■ Objective
Check each line of the material below for "trending", then copy the ones that contain it.

■ Data
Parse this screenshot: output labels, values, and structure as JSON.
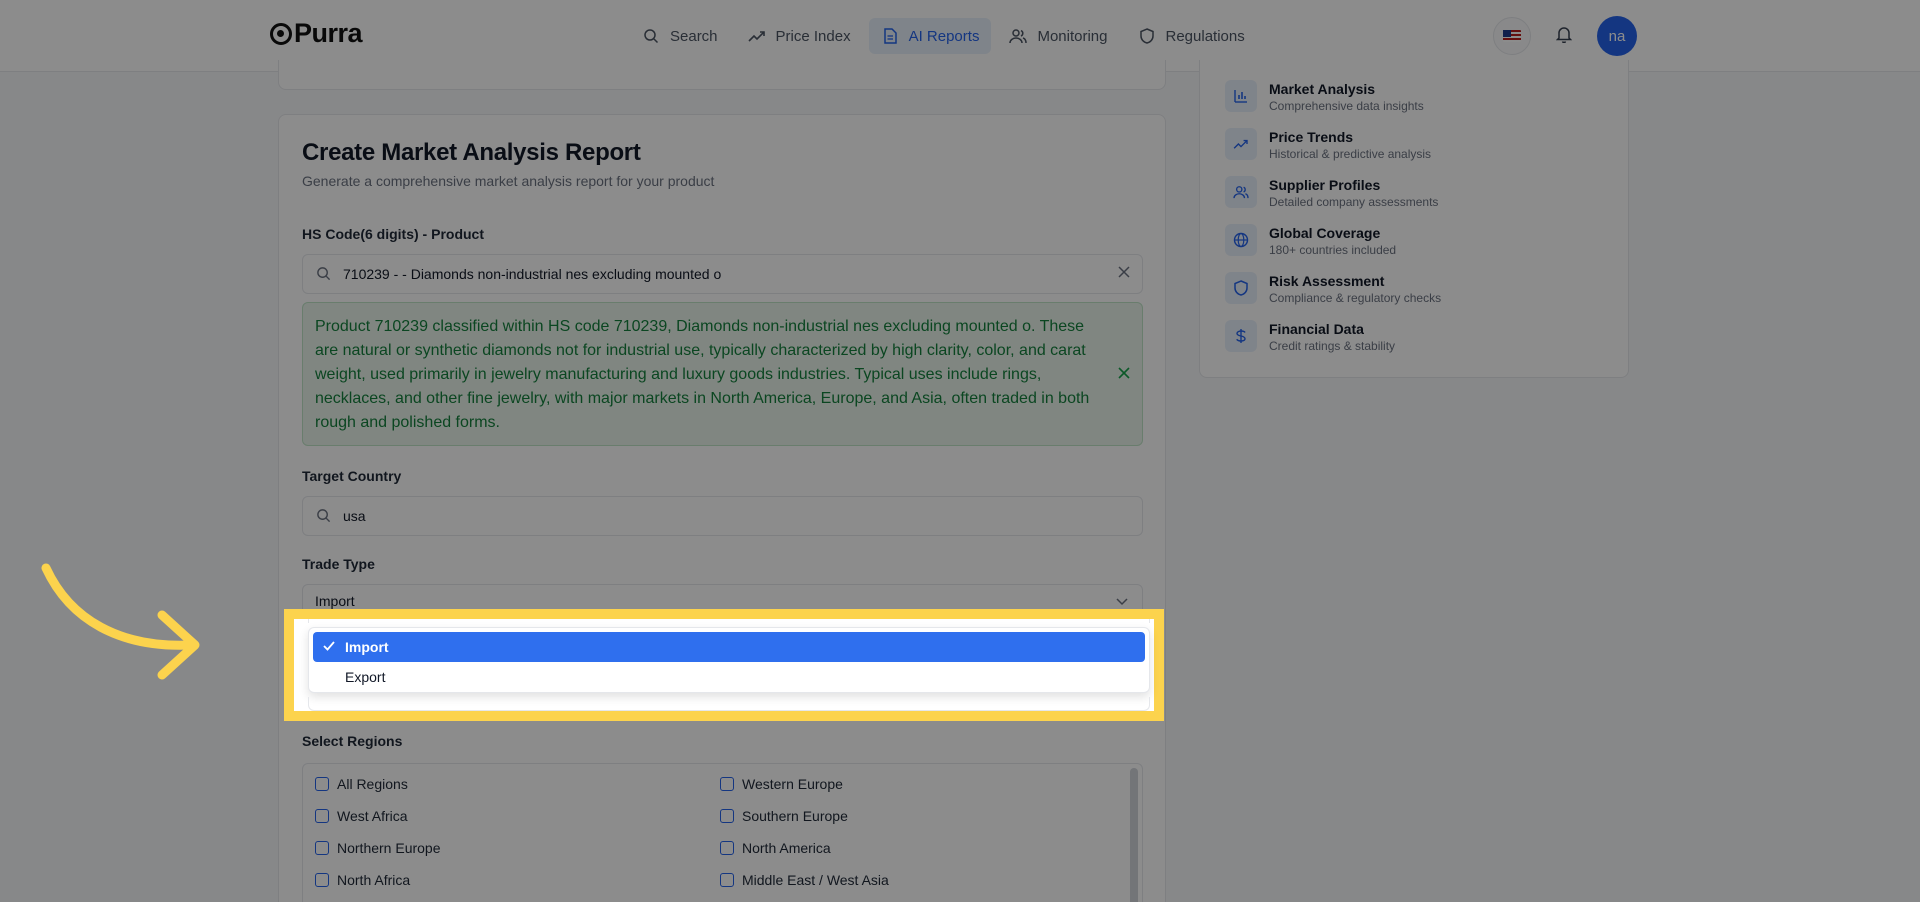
{
  "header": {
    "logo": "Purra",
    "nav": [
      {
        "label": "Search",
        "icon": "search-icon",
        "active": false
      },
      {
        "label": "Price Index",
        "icon": "trending-up-icon",
        "active": false
      },
      {
        "label": "AI Reports",
        "icon": "document-icon",
        "active": true
      },
      {
        "label": "Monitoring",
        "icon": "users-icon",
        "active": false
      },
      {
        "label": "Regulations",
        "icon": "shield-icon",
        "active": false
      }
    ],
    "avatar_initials": "na"
  },
  "form": {
    "title": "Create Market Analysis Report",
    "subtitle": "Generate a comprehensive market analysis report for your product",
    "hs_label": "HS Code(6 digits) - Product",
    "hs_value": "710239 - - Diamonds non-industrial nes excluding mounted o",
    "description": "Product 710239 classified within HS code 710239, Diamonds non-industrial nes excluding mounted o. These are natural or synthetic diamonds not for industrial use, typically characterized by high clarity, color, and carat weight, used primarily in jewelry manufacturing and luxury goods industries. Typical uses include rings, necklaces, and other fine jewelry, with major markets in North America, Europe, and Asia, often traded in both rough and polished forms.",
    "country_label": "Target Country",
    "country_value": "usa",
    "trade_label": "Trade Type",
    "trade_value": "Import",
    "trade_options": [
      {
        "label": "Import",
        "selected": true
      },
      {
        "label": "Export",
        "selected": false
      }
    ],
    "regions_label": "Select Regions",
    "regions": [
      {
        "label": "All Regions"
      },
      {
        "label": "Western Europe"
      },
      {
        "label": "West Africa"
      },
      {
        "label": "Southern Europe"
      },
      {
        "label": "Northern Europe"
      },
      {
        "label": "North America"
      },
      {
        "label": "North Africa"
      },
      {
        "label": "Middle East / West Asia"
      }
    ]
  },
  "features": [
    {
      "title": "Market Analysis",
      "desc": "Comprehensive data insights",
      "icon": "bar-chart-icon"
    },
    {
      "title": "Price Trends",
      "desc": "Historical & predictive analysis",
      "icon": "trending-up-icon"
    },
    {
      "title": "Supplier Profiles",
      "desc": "Detailed company assessments",
      "icon": "users-icon"
    },
    {
      "title": "Global Coverage",
      "desc": "180+ countries included",
      "icon": "globe-icon"
    },
    {
      "title": "Risk Assessment",
      "desc": "Compliance & regulatory checks",
      "icon": "shield-icon"
    },
    {
      "title": "Financial Data",
      "desc": "Credit ratings & stability",
      "icon": "dollar-icon"
    }
  ],
  "colors": {
    "accent": "#2563eb",
    "highlight": "#fcd34d",
    "success_bg": "#eaf5ec",
    "success_text": "#15803d"
  }
}
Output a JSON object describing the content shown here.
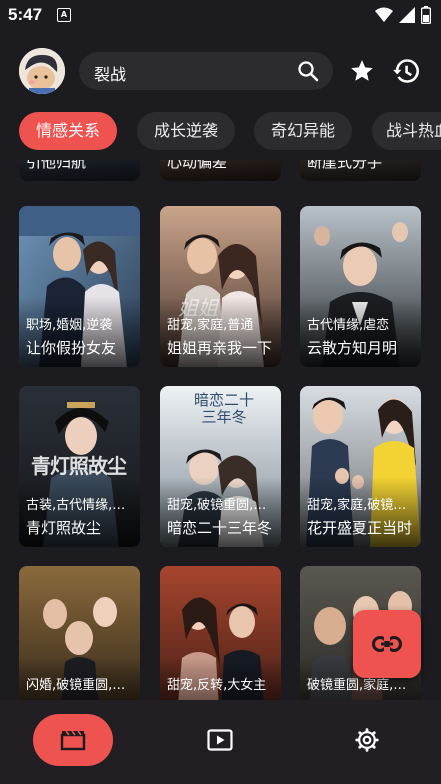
{
  "status_bar": {
    "time": "5:47",
    "notification_glyph": "A",
    "icons": [
      "wifi-icon",
      "signal-icon",
      "battery-icon"
    ]
  },
  "header": {
    "search_value": "裂战",
    "icons": [
      "avatar",
      "search-icon",
      "star-icon",
      "history-icon"
    ]
  },
  "tabs": [
    {
      "label": "情感关系",
      "active": true
    },
    {
      "label": "成长逆袭",
      "active": false
    },
    {
      "label": "奇幻异能",
      "active": false
    },
    {
      "label": "战斗热血",
      "active": false
    }
  ],
  "partial_row": [
    "引他归航",
    "心动偏差",
    "断崖式分手"
  ],
  "cards": [
    {
      "tags": "职场,婚姻,逆袭",
      "title": "让你假扮女友",
      "poster_text": ""
    },
    {
      "tags": "甜宠,家庭,普通",
      "title": "姐姐再亲我一下",
      "poster_text": "姐姐"
    },
    {
      "tags": "古代情缘,虐恋",
      "title": "云散方知月明",
      "poster_text": ""
    },
    {
      "tags": "古装,古代情缘,虐恋",
      "title": "青灯照故尘",
      "poster_text": "青灯照故尘"
    },
    {
      "tags": "甜宠,破镜重圆,虐恋",
      "title": "暗恋二十三年冬",
      "poster_text": "暗恋二十三年冬"
    },
    {
      "tags": "甜宠,家庭,破镜重圆",
      "title": "花开盛夏正当时",
      "poster_text": ""
    },
    {
      "tags": "闪婚,破镜重圆,逆袭",
      "title": "",
      "poster_text": ""
    },
    {
      "tags": "甜宠,反转,大女主",
      "title": "",
      "poster_text": ""
    },
    {
      "tags": "破镜重圆,家庭,逆袭",
      "title": "",
      "poster_text": ""
    }
  ],
  "fab": {
    "icon": "link-icon"
  },
  "bottom_nav": [
    {
      "icon": "film-icon",
      "active": true
    },
    {
      "icon": "play-icon",
      "active": false
    },
    {
      "icon": "gear-icon",
      "active": false
    }
  ],
  "colors": {
    "accent": "#ef5350",
    "background": "#1c1b1f",
    "surface": "#2c2b30"
  }
}
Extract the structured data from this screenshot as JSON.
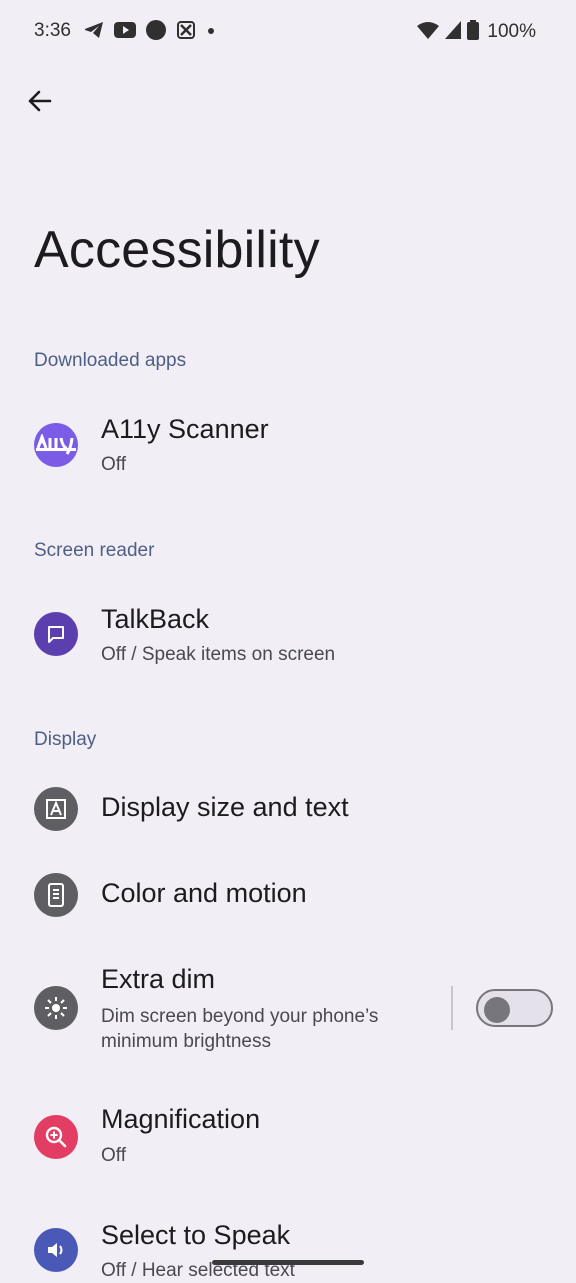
{
  "status_bar": {
    "time": "3:36",
    "battery": "100%",
    "notification_icons": [
      "telegram-icon",
      "youtube-icon",
      "circle-app-icon",
      "crossed-app-icon",
      "dot-icon"
    ],
    "system_icons": [
      "wifi-icon",
      "signal-icon",
      "battery-icon"
    ]
  },
  "header": {
    "back_icon": "arrow-left-icon",
    "title": "Accessibility"
  },
  "sections": {
    "downloaded_apps": {
      "label": "Downloaded apps",
      "items": [
        {
          "title": "A11y Scanner",
          "summary": "Off",
          "icon": "a11y-scanner-icon",
          "icon_color": "#7b5ce6"
        }
      ]
    },
    "screen_reader": {
      "label": "Screen reader",
      "items": [
        {
          "title": "TalkBack",
          "summary": "Off / Speak items on screen",
          "icon": "chat-bubble-icon",
          "icon_color": "#5b3fae"
        }
      ]
    },
    "display": {
      "label": "Display",
      "items": [
        {
          "title": "Display size and text",
          "icon": "text-size-icon",
          "icon_color": "#5f5f63"
        },
        {
          "title": "Color and motion",
          "icon": "phone-screen-icon",
          "icon_color": "#5f5f63"
        },
        {
          "title": "Extra dim",
          "summary_line1": "Dim screen beyond your phone’s",
          "summary_line2": "minimum brightness",
          "icon": "brightness-icon",
          "icon_color": "#5f5f63",
          "toggle_on": false
        },
        {
          "title": "Magnification",
          "summary": "Off",
          "icon": "zoom-in-icon",
          "icon_color": "#e43d64"
        },
        {
          "title": "Select to Speak",
          "summary": "Off / Hear selected text",
          "icon": "speaker-icon",
          "icon_color": "#4a59b5"
        }
      ]
    }
  },
  "colors": {
    "background": "#f1eef6",
    "section_header": "#4e5f85",
    "title_text": "#1c1b1f",
    "summary_text": "#4a4850"
  }
}
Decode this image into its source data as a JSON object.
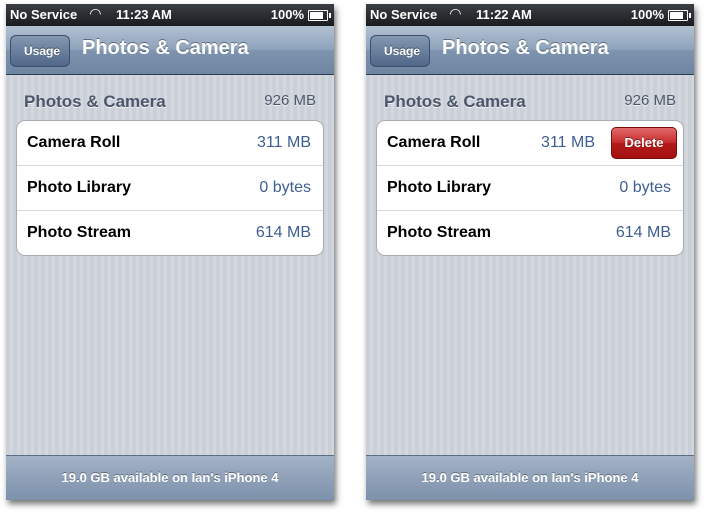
{
  "colors": {
    "nav_bar": "#7d93ae",
    "value_text": "#3e5e92",
    "delete_button": "#c62a2a",
    "background": "#cdd2da"
  },
  "screens": [
    {
      "status_bar": {
        "carrier": "No Service",
        "wifi_icon": "wifi-icon",
        "time": "11:23 AM",
        "battery": "100%"
      },
      "nav": {
        "back_label": "Usage",
        "title": "Photos & Camera"
      },
      "section": {
        "title": "Photos & Camera",
        "total": "926 MB"
      },
      "rows": [
        {
          "label": "Camera Roll",
          "size": "311 MB"
        },
        {
          "label": "Photo Library",
          "size": "0 bytes"
        },
        {
          "label": "Photo Stream",
          "size": "614 MB"
        }
      ],
      "footer": "19.0 GB available on Ian's iPhone 4"
    },
    {
      "status_bar": {
        "carrier": "No Service",
        "wifi_icon": "wifi-icon",
        "time": "11:22 AM",
        "battery": "100%"
      },
      "nav": {
        "back_label": "Usage",
        "title": "Photos & Camera"
      },
      "section": {
        "title": "Photos & Camera",
        "total": "926 MB"
      },
      "rows": [
        {
          "label": "Camera Roll",
          "size": "311 MB",
          "delete_label": "Delete"
        },
        {
          "label": "Photo Library",
          "size": "0 bytes"
        },
        {
          "label": "Photo Stream",
          "size": "614 MB"
        }
      ],
      "footer": "19.0 GB available on Ian's iPhone 4"
    }
  ]
}
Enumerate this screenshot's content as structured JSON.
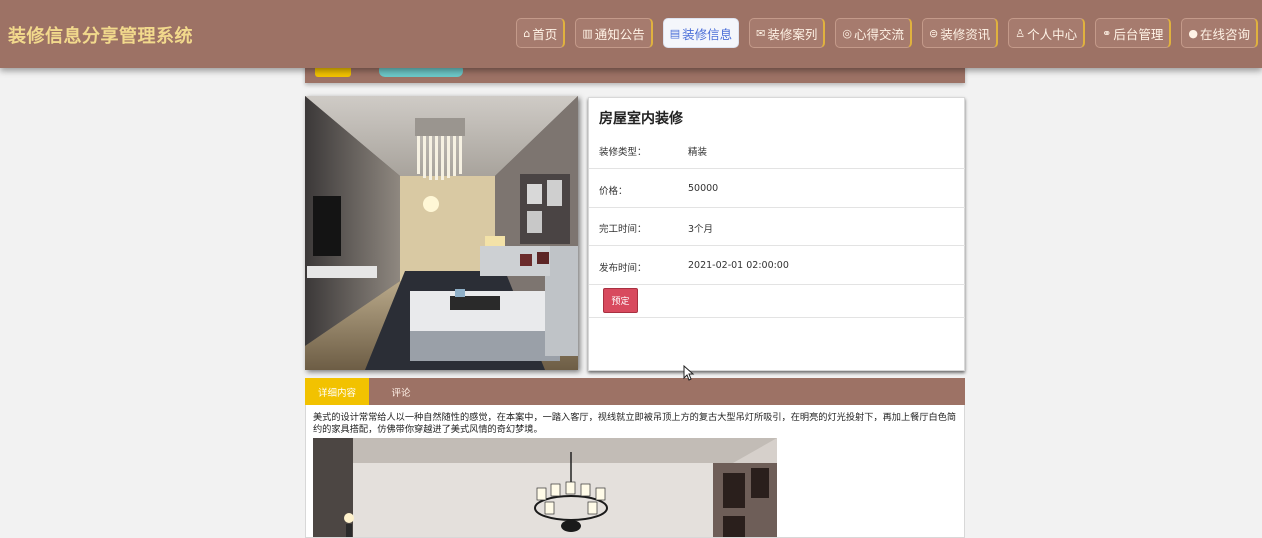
{
  "header": {
    "site_title": "装修信息分享管理系统",
    "nav": [
      {
        "icon": "home-icon",
        "glyph": "⌂",
        "label": "首页"
      },
      {
        "icon": "notice-icon",
        "glyph": "▥",
        "label": "通知公告"
      },
      {
        "icon": "list-icon",
        "glyph": "▤",
        "label": "装修信息",
        "active": true
      },
      {
        "icon": "case-icon",
        "glyph": "✉",
        "label": "装修案列"
      },
      {
        "icon": "chat-icon",
        "glyph": "◎",
        "label": "心得交流"
      },
      {
        "icon": "news-icon",
        "glyph": "⊜",
        "label": "装修资讯"
      },
      {
        "icon": "user-icon",
        "glyph": "♙",
        "label": "个人中心"
      },
      {
        "icon": "link-icon",
        "glyph": "⚭",
        "label": "后台管理"
      },
      {
        "icon": "consult-icon",
        "glyph": "●",
        "label": "在线咨询"
      }
    ]
  },
  "product": {
    "title": "房屋室内装修",
    "fields": [
      {
        "label": "装修类型：",
        "value": "精装"
      },
      {
        "label": "价格：",
        "value": "50000"
      },
      {
        "label": "完工时间：",
        "value": "3个月"
      },
      {
        "label": "发布时间：",
        "value": "2021-02-01 02:00:00"
      }
    ],
    "book_label": "预定"
  },
  "tabs": [
    {
      "label": "详细内容",
      "active": true
    },
    {
      "label": "评论"
    }
  ],
  "content": {
    "description": "美式的设计常常给人以一种自然随性的感觉，在本案中，一踏入客厅，视线就立即被吊顶上方的复古大型吊灯所吸引，在明亮的灯光投射下，再加上餐厅白色简约的家具搭配，仿佛带你穿越进了美式风情的奇幻梦境。"
  },
  "colors": {
    "header_bg": "#9d7265",
    "title_color": "#f2d98c",
    "active_nav_bg": "#f4f6fb",
    "book_button": "#d84a5e",
    "active_tab": "#f2c200"
  }
}
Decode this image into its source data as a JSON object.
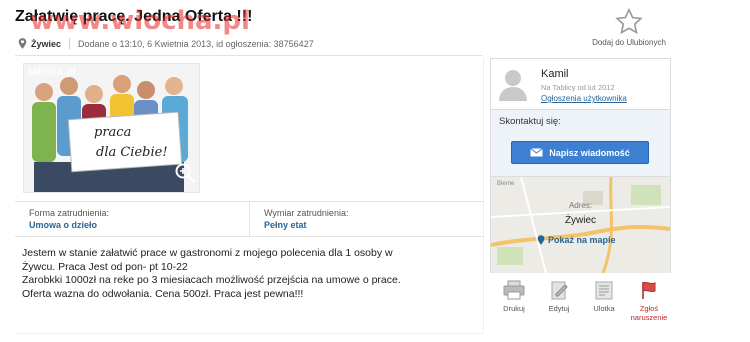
{
  "watermark": "www.wiocha.pl",
  "title": "Załatwię pracę. Jedna Oferta !!!",
  "meta": {
    "city": "Żywiec",
    "info": "Dodane o 13:10, 6 Kwietnia 2013, id ogłoszenia: 38756427"
  },
  "favorite": {
    "label": "Dodaj do Ulubionych",
    "icon": "star-icon"
  },
  "photo": {
    "brand": "tablica.pl",
    "sign_line1": "praca",
    "sign_line2": "dla Ciebie!",
    "zoom_icon": "zoom-icon"
  },
  "attributes": [
    {
      "label": "Forma zatrudnienia:",
      "value": "Umowa o dzieło"
    },
    {
      "label": "Wymiar zatrudnienia:",
      "value": "Pełny etat"
    }
  ],
  "description": [
    "Jestem w stanie załatwić prace w gastronomi z mojego polecenia dla 1 osoby w",
    "Żywcu. Praca Jest od pon- pt 10-22",
    "Zarobkki 1000zł na reke po 3 miesiacach możliwość przejścia na umowe o prace.",
    "Oferta wazna do odwołania. Cena 500zł. Praca jest pewna!!!"
  ],
  "seller": {
    "name": "Kamil",
    "since": "Na Tablicy od lut 2012",
    "ads_link": "Ogłoszenia użytkownika",
    "contact_heading": "Skontaktuj się:",
    "message_button": "Napisz wiadomość"
  },
  "map": {
    "top_label": "Bierne",
    "address_label": "Adres:",
    "city": "Żywiec",
    "show_link": "Pokaż na mapie"
  },
  "actions": [
    {
      "label": "Drukuj",
      "icon": "printer-icon"
    },
    {
      "label": "Edytuj",
      "icon": "edit-icon"
    },
    {
      "label": "Ulotka",
      "icon": "flyer-icon"
    },
    {
      "label": "Zgłoś naruszenie",
      "icon": "flag-icon"
    }
  ],
  "colors": {
    "link": "#2a6496",
    "button": "#3d7fd0",
    "contact_bg": "#eef3fa",
    "report": "#c0282a"
  }
}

■ Solution below
        "icon": "trending-up-icon",
      "icon": "trending-up-icon"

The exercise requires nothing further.